## LISTED ENTRIES
◆ ◆ ◆

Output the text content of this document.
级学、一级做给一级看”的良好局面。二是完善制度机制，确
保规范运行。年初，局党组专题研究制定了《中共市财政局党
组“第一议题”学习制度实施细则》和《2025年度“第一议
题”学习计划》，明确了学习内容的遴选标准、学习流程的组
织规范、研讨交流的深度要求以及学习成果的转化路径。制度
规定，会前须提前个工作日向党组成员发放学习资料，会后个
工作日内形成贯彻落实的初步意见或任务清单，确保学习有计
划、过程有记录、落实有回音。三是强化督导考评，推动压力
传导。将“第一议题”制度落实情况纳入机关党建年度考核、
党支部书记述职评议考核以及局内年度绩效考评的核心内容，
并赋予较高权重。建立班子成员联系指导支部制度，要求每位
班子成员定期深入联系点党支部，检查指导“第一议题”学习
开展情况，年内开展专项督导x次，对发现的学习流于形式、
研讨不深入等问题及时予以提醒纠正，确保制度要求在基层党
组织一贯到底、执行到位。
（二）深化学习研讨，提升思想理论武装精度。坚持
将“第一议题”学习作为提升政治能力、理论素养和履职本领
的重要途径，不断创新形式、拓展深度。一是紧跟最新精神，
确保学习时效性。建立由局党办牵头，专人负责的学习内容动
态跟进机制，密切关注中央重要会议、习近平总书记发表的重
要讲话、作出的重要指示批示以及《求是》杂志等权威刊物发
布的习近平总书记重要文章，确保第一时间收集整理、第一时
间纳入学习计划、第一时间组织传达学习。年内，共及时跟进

◆ ◆ ◆

## PROBLEM DETAILS
Quote the listing in full, please, keeping every line exact.

## RESULT
Output the text content of this document.
级学、一级做给一级看”的良好局面。二是完善制度机制，确
保规范运行。年初，局党组专题研究制定了《中共市财政局党
组“第一议题”学习制度实施细则》和《2025年度“第一议
题”学习计划》，明确了学习内容的遴选标准、学习流程的组
织规范、研讨交流的深度要求以及学习成果的转化路径。制度
规定，会前须提前个工作日向党组成员发放学习资料，会后个
工作日内形成贯彻落实的初步意见或任务清单，确保学习有计
划、过程有记录、落实有回音。三是强化督导考评，推动压力
传导。将“第一议题”制度落实情况纳入机关党建年度考核、
党支部书记述职评议考核以及局内年度绩效考评的核心内容，
并赋予较高权重。建立班子成员联系指导支部制度，要求每位
班子成员定期深入联系点党支部，检查指导“第一议题”学习
开展情况，年内开展专项督导x次，对发现的学习流于形式、
研讨不深入等问题及时予以提醒纠正，确保制度要求在基层党
组织一贯到底、执行到位。
（二）深化学习研讨，提升思想理论武装精度。坚持
将“第一议题”学习作为提升政治能力、理论素养和履职本领
的重要途径，不断创新形式、拓展深度。一是紧跟最新精神，
确保学习时效性。建立由局党办牵头，专人负责的学习内容动
态跟进机制，密切关注中央重要会议、习近平总书记发表的重
要讲话、作出的重要指示批示以及《求是》杂志等权威刊物发
布的习近平总书记重要文章，确保第一时间收集整理、第一时
间纳入学习计划、第一时间组织传达学习。年内，共及时跟进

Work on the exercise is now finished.